▸ **Work to be completed**: Your copy of the material must match it exactly, except that pictures are dropped.

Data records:
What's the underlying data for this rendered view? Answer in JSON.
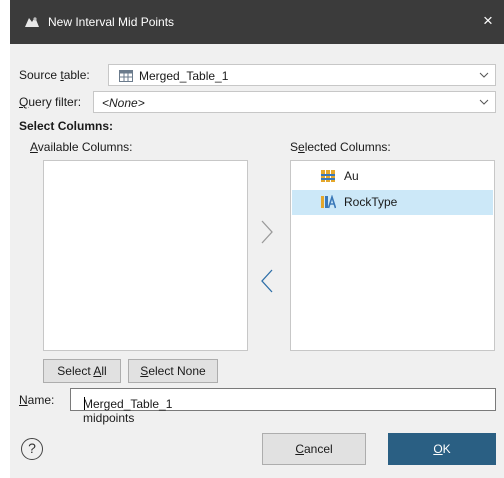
{
  "window": {
    "title": "New Interval Mid Points",
    "close_glyph": "×"
  },
  "source_table": {
    "label_pre": "Source ",
    "label_ul": "t",
    "label_post": "able:",
    "value": "Merged_Table_1",
    "icon": "table-icon"
  },
  "query_filter": {
    "label_ul": "Q",
    "label_post": "uery filter:",
    "value": "<None>"
  },
  "select_columns": {
    "heading": "Select Columns:",
    "available_label_ul": "A",
    "available_label_post": "vailable Columns:",
    "selected_label_pre": "S",
    "selected_label_ul": "e",
    "selected_label_post": "lected Columns:",
    "selected_items": [
      {
        "label": "Au",
        "icon": "numeric-column-icon"
      },
      {
        "label": "RockType",
        "icon": "category-column-icon"
      }
    ]
  },
  "buttons": {
    "select_all_pre": "Select ",
    "select_all_ul": "A",
    "select_all_post": "ll",
    "select_none_ul": "S",
    "select_none_post": "elect None",
    "cancel_ul": "C",
    "cancel_post": "ancel",
    "ok_ul": "O",
    "ok_post": "K",
    "help_glyph": "?"
  },
  "name": {
    "label_ul": "N",
    "label_post": "ame:",
    "value": "Merged_Table_1 midpoints"
  },
  "colors": {
    "titlebar": "#3b3b3b",
    "dialog_bg": "#f0f0f0",
    "selection": "#cce8f8",
    "primary": "#2a5f83"
  }
}
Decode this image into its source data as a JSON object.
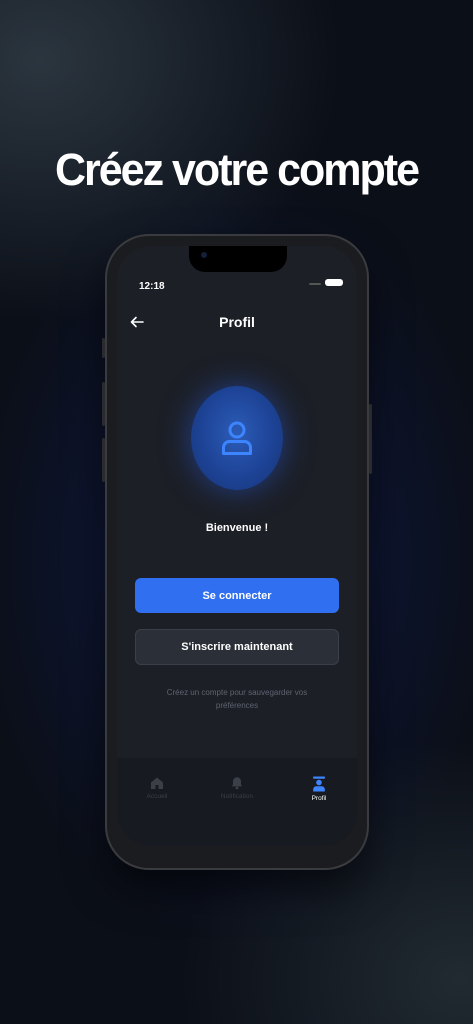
{
  "headline": "Créez votre compte",
  "status": {
    "time": "12:18"
  },
  "header": {
    "title": "Profil",
    "back_icon": "arrow-left-icon"
  },
  "avatar": {
    "icon": "user-icon",
    "color": "#2f6ff0"
  },
  "welcome": "Bienvenue !",
  "buttons": {
    "primary": "Se connecter",
    "secondary": "S'inscrire maintenant"
  },
  "hint": "Créez un compte pour sauvegarder vos préférences",
  "tabs": [
    {
      "label": "Accueil",
      "icon": "home-icon",
      "active": false
    },
    {
      "label": "Notification",
      "icon": "bell-icon",
      "active": false
    },
    {
      "label": "Profil",
      "icon": "profile-icon",
      "active": true
    }
  ],
  "colors": {
    "accent": "#2f6ff0",
    "screen_bg": "#1c1f26",
    "tabbar_bg": "#171a20"
  }
}
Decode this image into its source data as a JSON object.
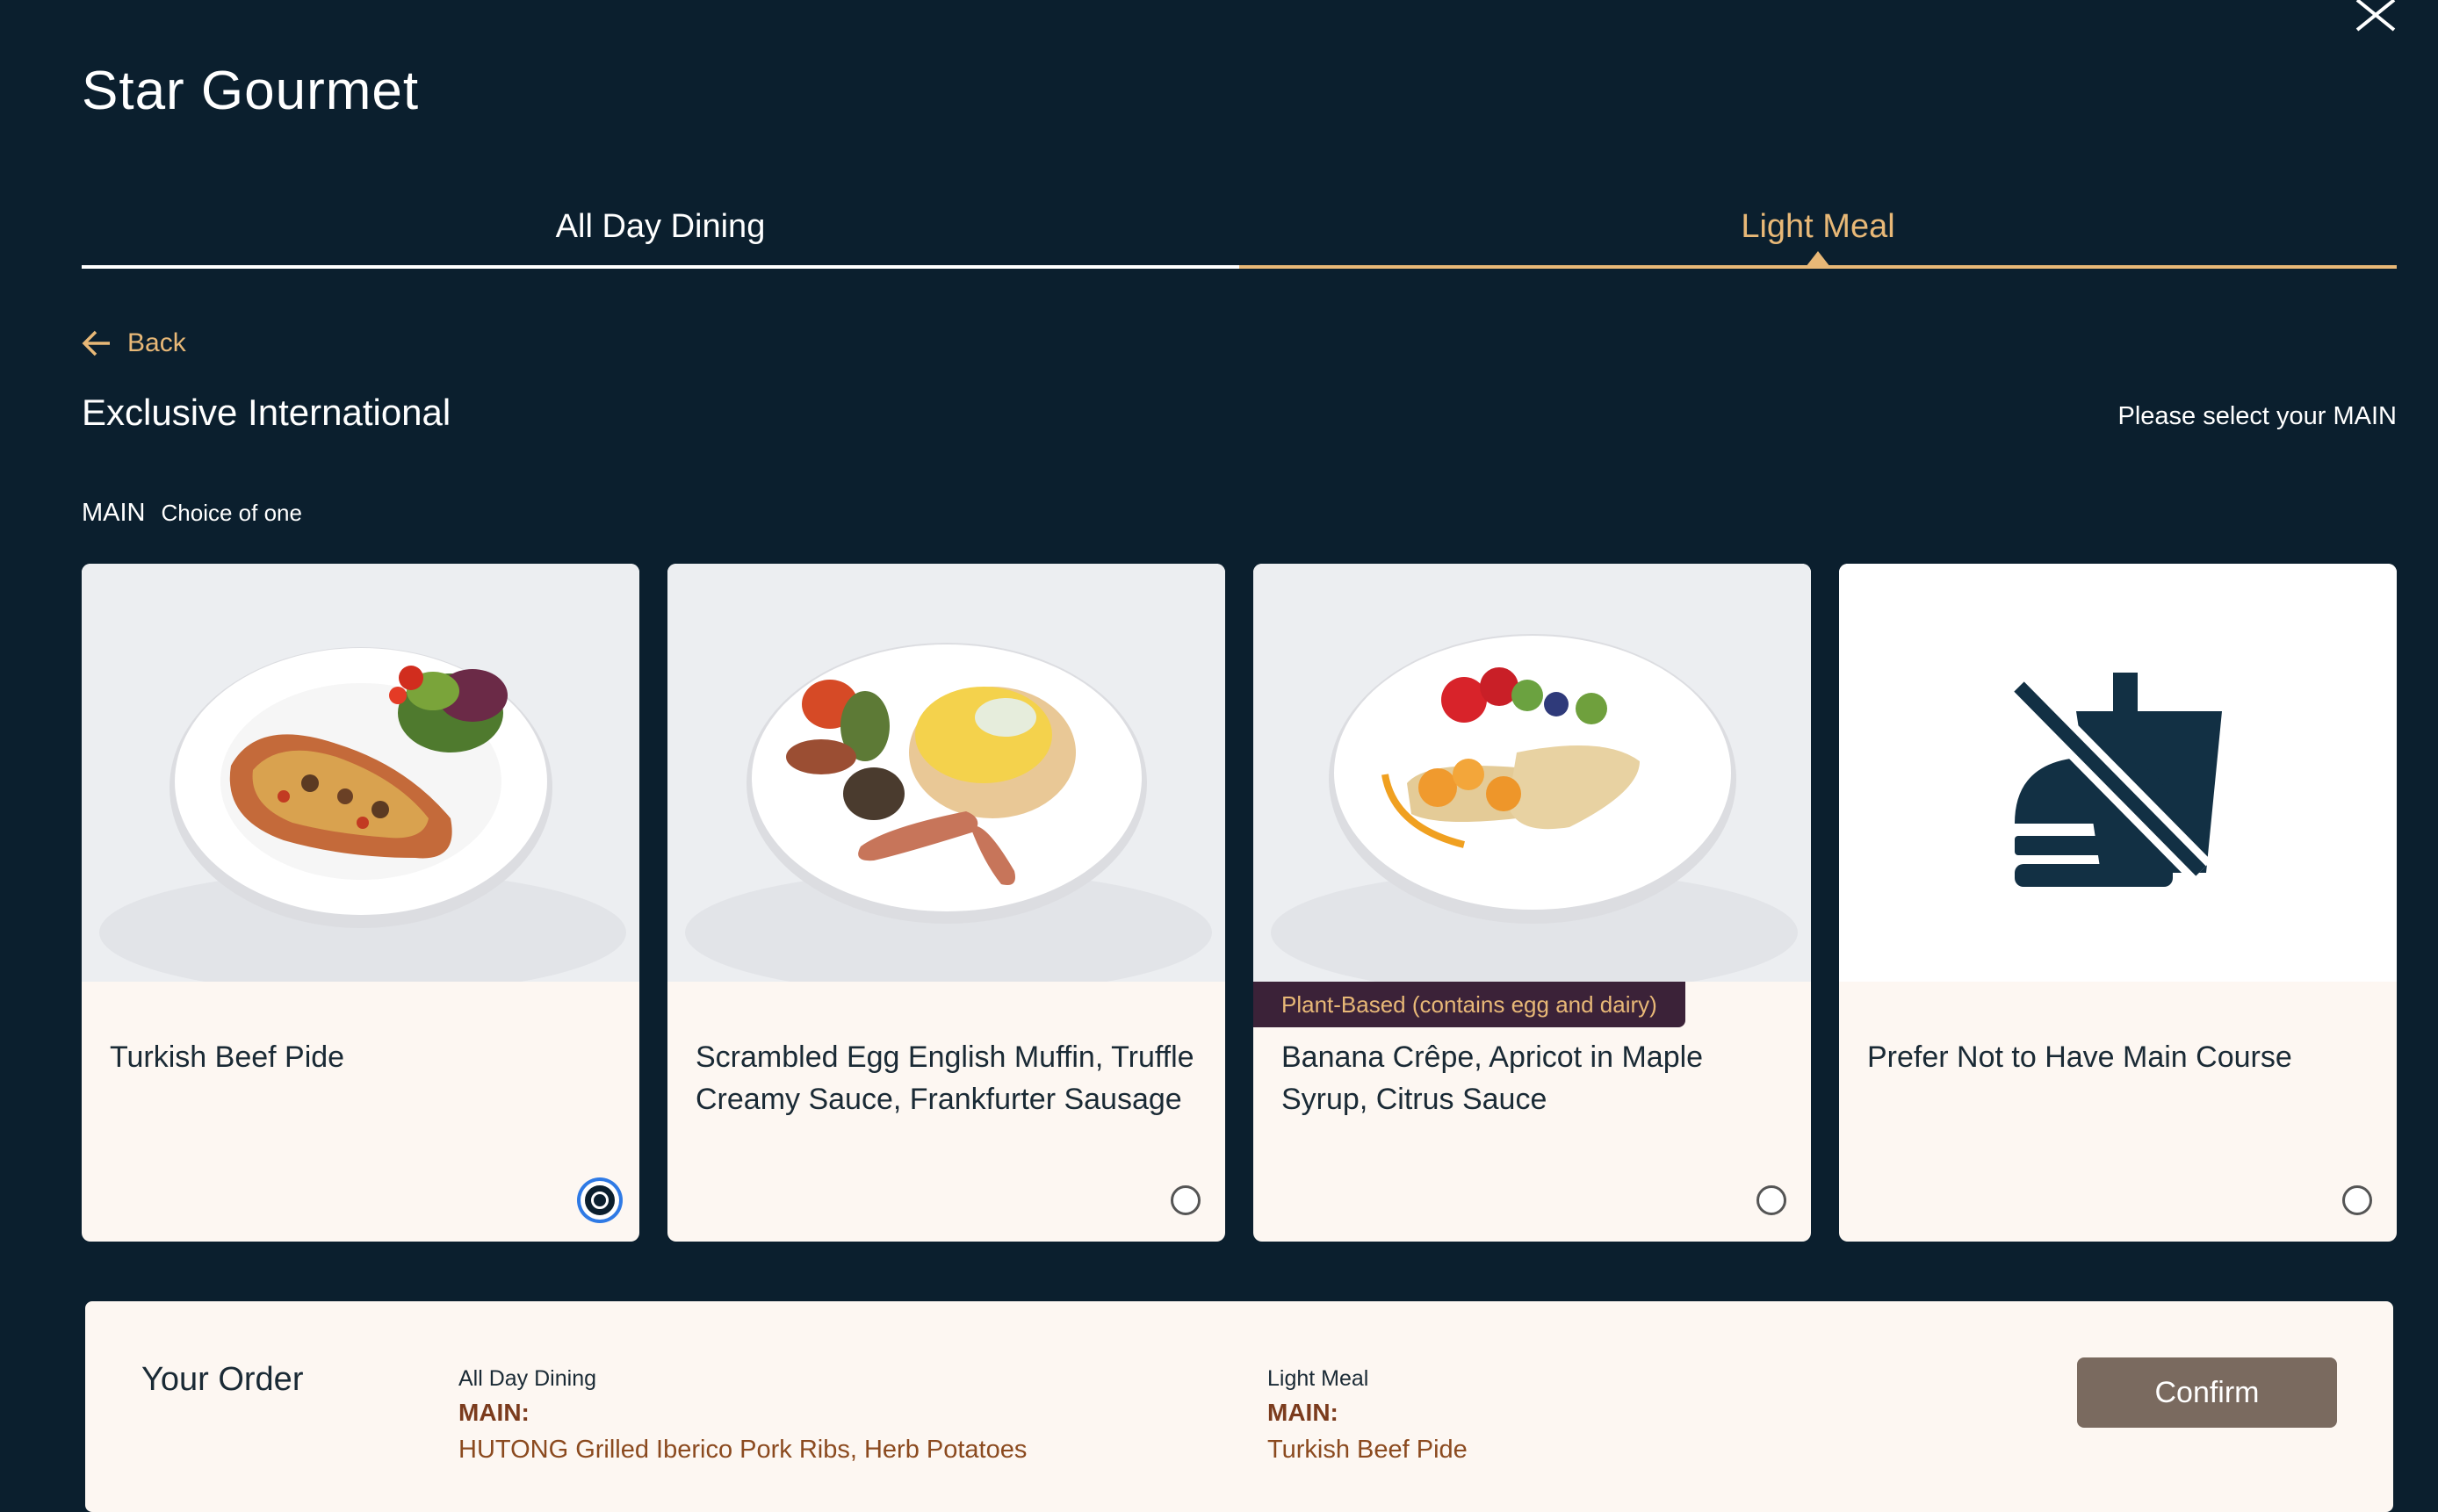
{
  "app": {
    "title": "Star Gourmet"
  },
  "tabs": [
    {
      "label": "All Day Dining",
      "active": false
    },
    {
      "label": "Light Meal",
      "active": true
    }
  ],
  "nav": {
    "back_label": "Back"
  },
  "section": {
    "title": "Exclusive International",
    "prompt": "Please select your MAIN"
  },
  "course": {
    "label": "MAIN",
    "hint": "Choice of one"
  },
  "options": [
    {
      "name": "Turkish Beef Pide",
      "tag": "",
      "selected": true,
      "image": "turkish-beef-pide-photo"
    },
    {
      "name": "Scrambled Egg English Muffin, Truffle Creamy Sauce, Frankfurter Sausage",
      "tag": "",
      "selected": false,
      "image": "scrambled-egg-muffin-photo"
    },
    {
      "name": "Banana Crêpe, Apricot in Maple Syrup, Citrus Sauce",
      "tag": "Plant-Based (contains egg and dairy)",
      "selected": false,
      "image": "banana-crepe-photo"
    },
    {
      "name": "Prefer Not to Have Main Course",
      "tag": "",
      "selected": false,
      "image": "no-meal-icon"
    }
  ],
  "order": {
    "heading": "Your Order",
    "items": [
      {
        "category": "All Day Dining",
        "course": "MAIN:",
        "dish": "HUTONG Grilled Iberico Pork Ribs, Herb Potatoes"
      },
      {
        "category": "Light Meal",
        "course": "MAIN:",
        "dish": "Turkish Beef Pide"
      }
    ],
    "confirm_label": "Confirm"
  },
  "colors": {
    "background": "#0b1f2e",
    "accent": "#e8b877",
    "card": "#fdf7f2",
    "tag_bg": "#3b2238",
    "order_text": "#8b4a1f",
    "confirm_bg": "#7a6a5f"
  }
}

▸ **Solution**:
What's the underlying data for this rendered view? Answer in JSON.
{
  "window": {
    "title": "New Interval Mid Points",
    "close_glyph": "×"
  },
  "source_table": {
    "label_pre": "Source ",
    "label_ul": "t",
    "label_post": "able:",
    "value": "Merged_Table_1",
    "icon": "table-icon"
  },
  "query_filter": {
    "label_ul": "Q",
    "label_post": "uery filter:",
    "value": "<None>"
  },
  "select_columns": {
    "heading": "Select Columns:",
    "available_label_ul": "A",
    "available_label_post": "vailable Columns:",
    "selected_label_pre": "S",
    "selected_label_ul": "e",
    "selected_label_post": "lected Columns:",
    "selected_items": [
      {
        "label": "Au",
        "icon": "numeric-column-icon"
      },
      {
        "label": "RockType",
        "icon": "category-column-icon"
      }
    ]
  },
  "buttons": {
    "select_all_pre": "Select ",
    "select_all_ul": "A",
    "select_all_post": "ll",
    "select_none_ul": "S",
    "select_none_post": "elect None",
    "cancel_ul": "C",
    "cancel_post": "ancel",
    "ok_ul": "O",
    "ok_post": "K",
    "help_glyph": "?"
  },
  "name": {
    "label_ul": "N",
    "label_post": "ame:",
    "value": "Merged_Table_1 midpoints"
  },
  "colors": {
    "titlebar": "#3b3b3b",
    "dialog_bg": "#f0f0f0",
    "selection": "#cce8f8",
    "primary": "#2a5f83"
  }
}
Decode this image into its source data as a JSON object.
{
  "headline": "Créez votre compte",
  "status": {
    "time": "12:18"
  },
  "header": {
    "title": "Profil",
    "back_icon": "arrow-left-icon"
  },
  "avatar": {
    "icon": "user-icon",
    "color": "#2f6ff0"
  },
  "welcome": "Bienvenue !",
  "buttons": {
    "primary": "Se connecter",
    "secondary": "S'inscrire maintenant"
  },
  "hint": "Créez un compte pour sauvegarder vos préférences",
  "tabs": [
    {
      "label": "Accueil",
      "icon": "home-icon",
      "active": false
    },
    {
      "label": "Notification",
      "icon": "bell-icon",
      "active": false
    },
    {
      "label": "Profil",
      "icon": "profile-icon",
      "active": true
    }
  ],
  "colors": {
    "accent": "#2f6ff0",
    "screen_bg": "#1c1f26",
    "tabbar_bg": "#171a20"
  }
}
Decode this image into its source data as a JSON object.
{
  "app": {
    "title": "Star Gourmet"
  },
  "tabs": [
    {
      "label": "All Day Dining",
      "active": false
    },
    {
      "label": "Light Meal",
      "active": true
    }
  ],
  "nav": {
    "back_label": "Back"
  },
  "section": {
    "title": "Exclusive International",
    "prompt": "Please select your MAIN"
  },
  "course": {
    "label": "MAIN",
    "hint": "Choice of one"
  },
  "options": [
    {
      "name": "Turkish Beef Pide",
      "tag": "",
      "selected": true,
      "image": "turkish-beef-pide-photo"
    },
    {
      "name": "Scrambled Egg English Muffin, Truffle Creamy Sauce, Frankfurter Sausage",
      "tag": "",
      "selected": false,
      "image": "scrambled-egg-muffin-photo"
    },
    {
      "name": "Banana Crêpe, Apricot in Maple Syrup, Citrus Sauce",
      "tag": "Plant-Based (contains egg and dairy)",
      "selected": false,
      "image": "banana-crepe-photo"
    },
    {
      "name": "Prefer Not to Have Main Course",
      "tag": "",
      "selected": false,
      "image": "no-meal-icon"
    }
  ],
  "order": {
    "heading": "Your Order",
    "items": [
      {
        "category": "All Day Dining",
        "course": "MAIN:",
        "dish": "HUTONG Grilled Iberico Pork Ribs, Herb Potatoes"
      },
      {
        "category": "Light Meal",
        "course": "MAIN:",
        "dish": "Turkish Beef Pide"
      }
    ],
    "confirm_label": "Confirm"
  },
  "colors": {
    "background": "#0b1f2e",
    "accent": "#e8b877",
    "card": "#fdf7f2",
    "tag_bg": "#3b2238",
    "order_text": "#8b4a1f",
    "confirm_bg": "#7a6a5f"
  }
}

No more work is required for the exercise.